Return the material word for word. Do not include the pictures.

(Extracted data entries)
— Start —
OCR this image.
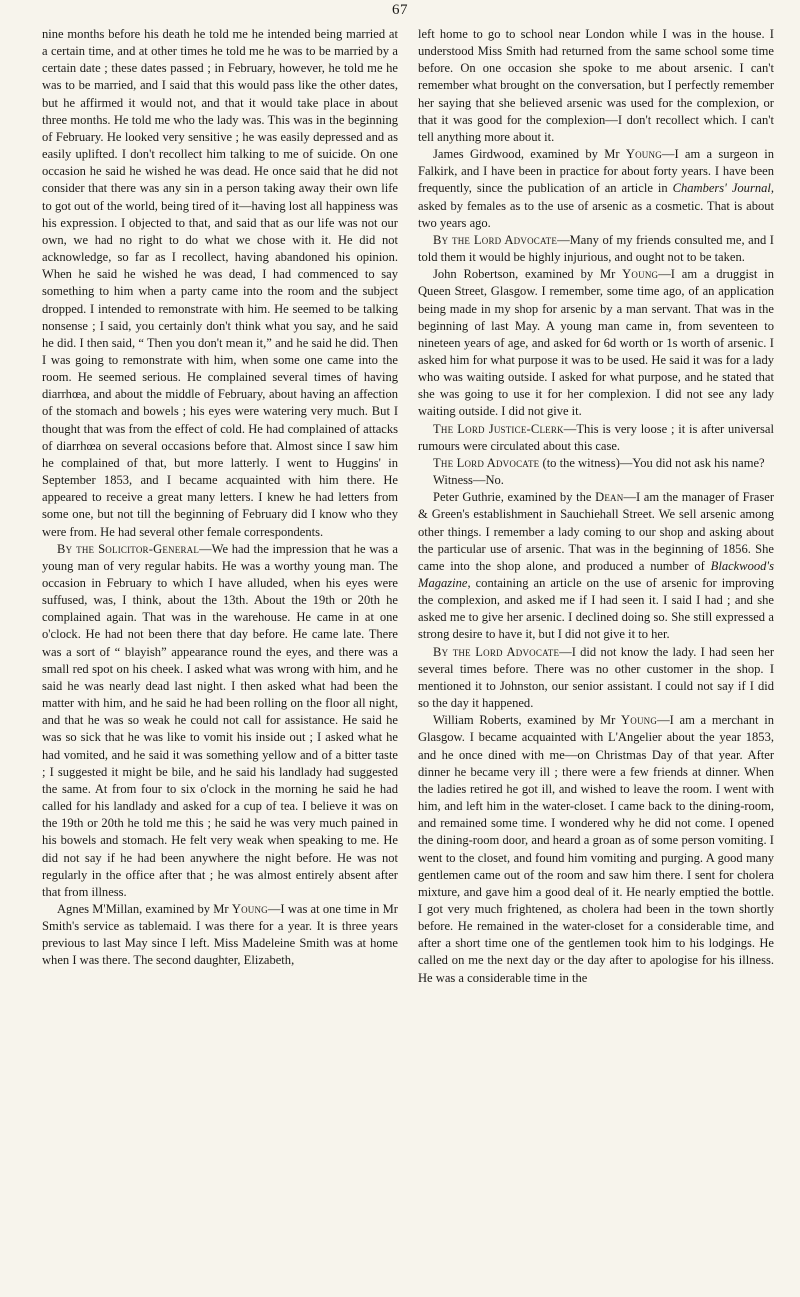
67

nine months before his death he told me he intended being married at a certain time, and at other times he told me he was to be married by a certain date ; these dates passed ; in February, however, he told me he was to be married, and I said that this would pass like the other dates, but he affirmed it would not, and that it would take place in about three months. He told me who the lady was. This was in the beginning of February. He looked very sensitive ; he was easily depressed and as easily uplifted. I don't recollect him talking to me of suicide. On one occasion he said he wished he was dead. He once said that he did not consider that there was any sin in a person taking away their own life to got out of the world, being tired of it—having lost all happiness was his expression. I objected to that, and said that as our life was not our own, we had no right to do what we chose with it. He did not acknowledge, so far as I recollect, having abandoned his opinion. When he said he wished he was dead, I had commenced to say something to him when a party came into the room and the subject dropped. I intended to remonstrate with him. He seemed to be talking nonsense ; I said, you certainly don't think what you say, and he said he did. I then said, “ Then you don't mean it,” and he said he did. Then I was going to remonstrate with him, when some one came into the room. He seemed serious. He complained several times of having diarrhœa, and about the middle of February, about having an affection of the stomach and bowels ; his eyes were watering very much. But I thought that was from the effect of cold. He had complained of attacks of diarrhœa on several occasions before that. Almost since I saw him he complained of that, but more latterly. I went to Huggins' in September 1853, and I became acquainted with him there. He appeared to receive a great many letters. I knew he had letters from some one, but not till the beginning of February did I know who they were from. He had several other female correspondents.

By the Solicitor-General—We had the impression that he was a young man of very regular habits. He was a worthy young man. The occasion in February to which I have alluded, when his eyes were suffused, was, I think, about the 13th. About the 19th or 20th he complained again. That was in the warehouse. He came in at one o'clock. He had not been there that day before. He came late. There was a sort of “ blayish” appearance round the eyes, and there was a small red spot on his cheek. I asked what was wrong with him, and he said he was nearly dead last night. I then asked what had been the matter with him, and he said he had been rolling on the floor all night, and that he was so weak he could not call for assistance. He said he was so sick that he was like to vomit his inside out ; I asked what he had vomited, and he said it was something yellow and of a bitter taste ; I suggested it might be bile, and he said his landlady had suggested the same. At from four to six o'clock in the morning he said he had called for his landlady and asked for a cup of tea. I believe it was on the 19th or 20th he told me this ; he said he was very much pained in his bowels and stomach. He felt very weak when speaking to me. He did not say if he had been anywhere the night before. He was not regularly in the office after that ; he was almost entirely absent after that from illness.

Agnes M'Millan, examined by Mr Young—I was at one time in Mr Smith's service as tablemaid. I was there for a year. It is three years previous to last May since I left. Miss Madeleine Smith was at home when I was there. The second daughter, Elizabeth,

left home to go to school near London while I was in the house. I understood Miss Smith had returned from the same school some time before. On one occasion she spoke to me about arsenic. I can't remember what brought on the conversation, but I perfectly remember her saying that she believed arsenic was used for the complexion, or that it was good for the complexion—I don't recollect which. I can't tell anything more about it.

James Girdwood, examined by Mr Young—I am a surgeon in Falkirk, and I have been in practice for about forty years. I have been frequently, since the publication of an article in Chambers' Journal, asked by females as to the use of arsenic as a cosmetic. That is about two years ago.

By the Lord Advocate—Many of my friends consulted me, and I told them it would be highly injurious, and ought not to be taken.

John Robertson, examined by Mr Young—I am a druggist in Queen Street, Glasgow. I remember, some time ago, of an application being made in my shop for arsenic by a man servant. That was in the beginning of last May. A young man came in, from seventeen to nineteen years of age, and asked for 6d worth or 1s worth of arsenic. I asked him for what purpose it was to be used. He said it was for a lady who was waiting outside. I asked for what purpose, and he stated that she was going to use it for her complexion. I did not see any lady waiting outside. I did not give it.

The Lord Justice-Clerk—This is very loose ; it is after universal rumours were circulated about this case.

The Lord Advocate (to the witness)—You did not ask his name?

Witness—No.

Peter Guthrie, examined by the Dean—I am the manager of Fraser & Green's establishment in Sauchiehall Street. We sell arsenic among other things. I remember a lady coming to our shop and asking about the particular use of arsenic. That was in the beginning of 1856. She came into the shop alone, and produced a number of Blackwood's Magazine, containing an article on the use of arsenic for improving the complexion, and asked me if I had seen it. I said I had ; and she asked me to give her arsenic. I declined doing so. She still expressed a strong desire to have it, but I did not give it to her.

By the Lord Advocate—I did not know the lady. I had seen her several times before. There was no other customer in the shop. I mentioned it to Johnston, our senior assistant. I could not say if I did so the day it happened.

William Roberts, examined by Mr Young—I am a merchant in Glasgow. I became acquainted with L'Angelier about the year 1853, and he once dined with me—on Christmas Day of that year. After dinner he became very ill ; there were a few friends at dinner. When the ladies retired he got ill, and wished to leave the room. I went with him, and left him in the water-closet. I came back to the dining-room, and remained some time. I wondered why he did not come. I opened the dining-room door, and heard a groan as of some person vomiting. I went to the closet, and found him vomiting and purging. A good many gentlemen came out of the room and saw him there. I sent for cholera mixture, and gave him a good deal of it. He nearly emptied the bottle. I got very much frightened, as cholera had been in the town shortly before. He remained in the water-closet for a considerable time, and after a short time one of the gentlemen took him to his lodgings. He called on me the next day or the day after to apologise for his illness. He was a considerable time in the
— End —
### REPLY TO THE TASK
OCR this image.
67

nine months before his death he told me he intended being married at a certain time, and at other times he told me he was to be married by a certain date ; these dates passed ; in February, however, he told me he was to be married, and I said that this would pass like the other dates, but he affirmed it would not, and that it would take place in about three months. He told me who the lady was. This was in the beginning of February. He looked very sensitive ; he was easily depressed and as easily uplifted. I don't recollect him talking to me of suicide. On one occasion he said he wished he was dead. He once said that he did not consider that there was any sin in a person taking away their own life to got out of the world, being tired of it—having lost all happiness was his expression. I objected to that, and said that as our life was not our own, we had no right to do what we chose with it. He did not acknowledge, so far as I recollect, having abandoned his opinion. When he said he wished he was dead, I had commenced to say something to him when a party came into the room and the subject dropped. I intended to remonstrate with him. He seemed to be talking nonsense ; I said, you certainly don't think what you say, and he said he did. I then said, “ Then you don't mean it,” and he said he did. Then I was going to remonstrate with him, when some one came into the room. He seemed serious. He complained several times of having diarrhœa, and about the middle of February, about having an affection of the stomach and bowels ; his eyes were watering very much. But I thought that was from the effect of cold. He had complained of attacks of diarrhœa on several occasions before that. Almost since I saw him he complained of that, but more latterly. I went to Huggins' in September 1853, and I became acquainted with him there. He appeared to receive a great many letters. I knew he had letters from some one, but not till the beginning of February did I know who they were from. He had several other female correspondents.

By the Solicitor-General—We had the impression that he was a young man of very regular habits. He was a worthy young man. The occasion in February to which I have alluded, when his eyes were suffused, was, I think, about the 13th. About the 19th or 20th he complained again. That was in the warehouse. He came in at one o'clock. He had not been there that day before. He came late. There was a sort of “ blayish” appearance round the eyes, and there was a small red spot on his cheek. I asked what was wrong with him, and he said he was nearly dead last night. I then asked what had been the matter with him, and he said he had been rolling on the floor all night, and that he was so weak he could not call for assistance. He said he was so sick that he was like to vomit his inside out ; I asked what he had vomited, and he said it was something yellow and of a bitter taste ; I suggested it might be bile, and he said his landlady had suggested the same. At from four to six o'clock in the morning he said he had called for his landlady and asked for a cup of tea. I believe it was on the 19th or 20th he told me this ; he said he was very much pained in his bowels and stomach. He felt very weak when speaking to me. He did not say if he had been anywhere the night before. He was not regularly in the office after that ; he was almost entirely absent after that from illness.

Agnes M'Millan, examined by Mr Young—I was at one time in Mr Smith's service as tablemaid. I was there for a year. It is three years previous to last May since I left. Miss Madeleine Smith was at home when I was there. The second daughter, Elizabeth,

left home to go to school near London while I was in the house. I understood Miss Smith had returned from the same school some time before. On one occasion she spoke to me about arsenic. I can't remember what brought on the conversation, but I perfectly remember her saying that she believed arsenic was used for the complexion, or that it was good for the complexion—I don't recollect which. I can't tell anything more about it.

James Girdwood, examined by Mr Young—I am a surgeon in Falkirk, and I have been in practice for about forty years. I have been frequently, since the publication of an article in Chambers' Journal, asked by females as to the use of arsenic as a cosmetic. That is about two years ago.

By the Lord Advocate—Many of my friends consulted me, and I told them it would be highly injurious, and ought not to be taken.

John Robertson, examined by Mr Young—I am a druggist in Queen Street, Glasgow. I remember, some time ago, of an application being made in my shop for arsenic by a man servant. That was in the beginning of last May. A young man came in, from seventeen to nineteen years of age, and asked for 6d worth or 1s worth of arsenic. I asked him for what purpose it was to be used. He said it was for a lady who was waiting outside. I asked for what purpose, and he stated that she was going to use it for her complexion. I did not see any lady waiting outside. I did not give it.

The Lord Justice-Clerk—This is very loose ; it is after universal rumours were circulated about this case.

The Lord Advocate (to the witness)—You did not ask his name?

Witness—No.

Peter Guthrie, examined by the Dean—I am the manager of Fraser & Green's establishment in Sauchiehall Street. We sell arsenic among other things. I remember a lady coming to our shop and asking about the particular use of arsenic. That was in the beginning of 1856. She came into the shop alone, and produced a number of Blackwood's Magazine, containing an article on the use of arsenic for improving the complexion, and asked me if I had seen it. I said I had ; and she asked me to give her arsenic. I declined doing so. She still expressed a strong desire to have it, but I did not give it to her.

By the Lord Advocate—I did not know the lady. I had seen her several times before. There was no other customer in the shop. I mentioned it to Johnston, our senior assistant. I could not say if I did so the day it happened.

William Roberts, examined by Mr Young—I am a merchant in Glasgow. I became acquainted with L'Angelier about the year 1853, and he once dined with me—on Christmas Day of that year. After dinner he became very ill ; there were a few friends at dinner. When the ladies retired he got ill, and wished to leave the room. I went with him, and left him in the water-closet. I came back to the dining-room, and remained some time. I wondered why he did not come. I opened the dining-room door, and heard a groan as of some person vomiting. I went to the closet, and found him vomiting and purging. A good many gentlemen came out of the room and saw him there. I sent for cholera mixture, and gave him a good deal of it. He nearly emptied the bottle. I got very much frightened, as cholera had been in the town shortly before. He remained in the water-closet for a considerable time, and after a short time one of the gentlemen took him to his lodgings. He called on me the next day or the day after to apologise for his illness. He was a considerable time in the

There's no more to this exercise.